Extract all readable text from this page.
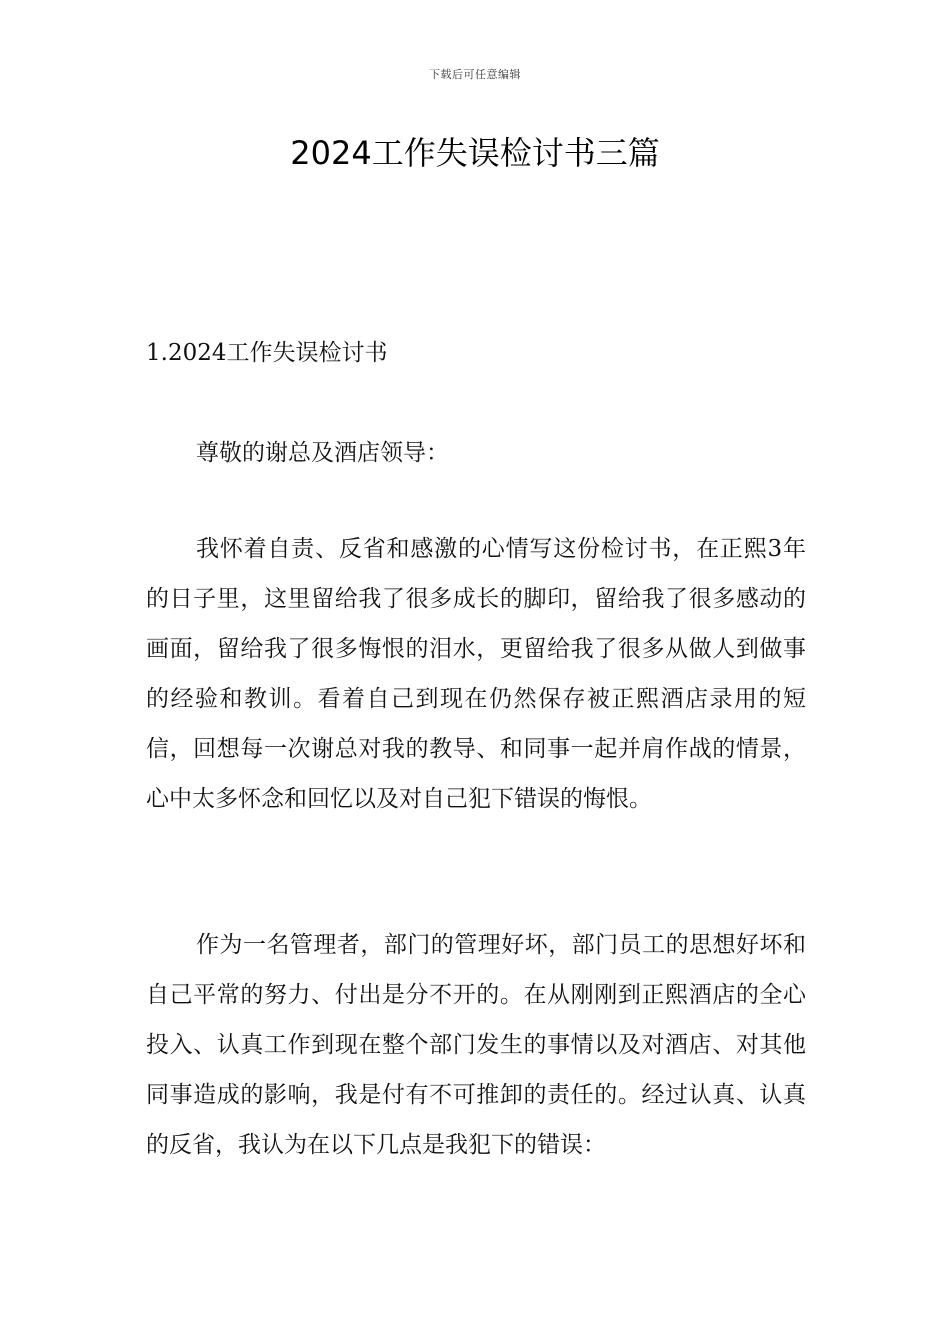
下载后可任意编辑
2024工作失误检讨书三篇

1.2024工作失误检讨书

尊敬的谢总及酒店领导：

我怀着自责、反省和感激的心情写这份检讨书，在正熙3年的日子里，这里留给我了很多成长的脚印，留给我了很多感动的画面，留给我了很多悔恨的泪水，更留给我了很多从做人到做事的经验和教训。看着自己到现在仍然保存被正熙酒店录用的短信，回想每一次谢总对我的教导、和同事一起并肩作战的情景，心中太多怀念和回忆以及对自己犯下错误的悔恨。

作为一名管理者，部门的管理好坏，部门员工的思想好坏和自己平常的努力、付出是分不开的。在从刚刚到正熙酒店的全心投入、认真工作到现在整个部门发生的事情以及对酒店、对其他同事造成的影响，我是付有不可推卸的责任的。经过认真、认真的反省，我认为在以下几点是我犯下的错误：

■ EXERCISE ■
Every entry should be returned exactly as written, minus the pictures.

■ TASK OUTPUT ■
Extract all readable text from this page.
下载后可任意编辑
2024工作失误检讨书三篇

1.2024工作失误检讨书

尊敬的谢总及酒店领导：

我怀着自责、反省和感激的心情写这份检讨书，在正熙3年的日子里，这里留给我了很多成长的脚印，留给我了很多感动的画面，留给我了很多悔恨的泪水，更留给我了很多从做人到做事的经验和教训。看着自己到现在仍然保存被正熙酒店录用的短信，回想每一次谢总对我的教导、和同事一起并肩作战的情景，心中太多怀念和回忆以及对自己犯下错误的悔恨。

作为一名管理者，部门的管理好坏，部门员工的思想好坏和自己平常的努力、付出是分不开的。在从刚刚到正熙酒店的全心投入、认真工作到现在整个部门发生的事情以及对酒店、对其他同事造成的影响，我是付有不可推卸的责任的。经过认真、认真的反省，我认为在以下几点是我犯下的错误：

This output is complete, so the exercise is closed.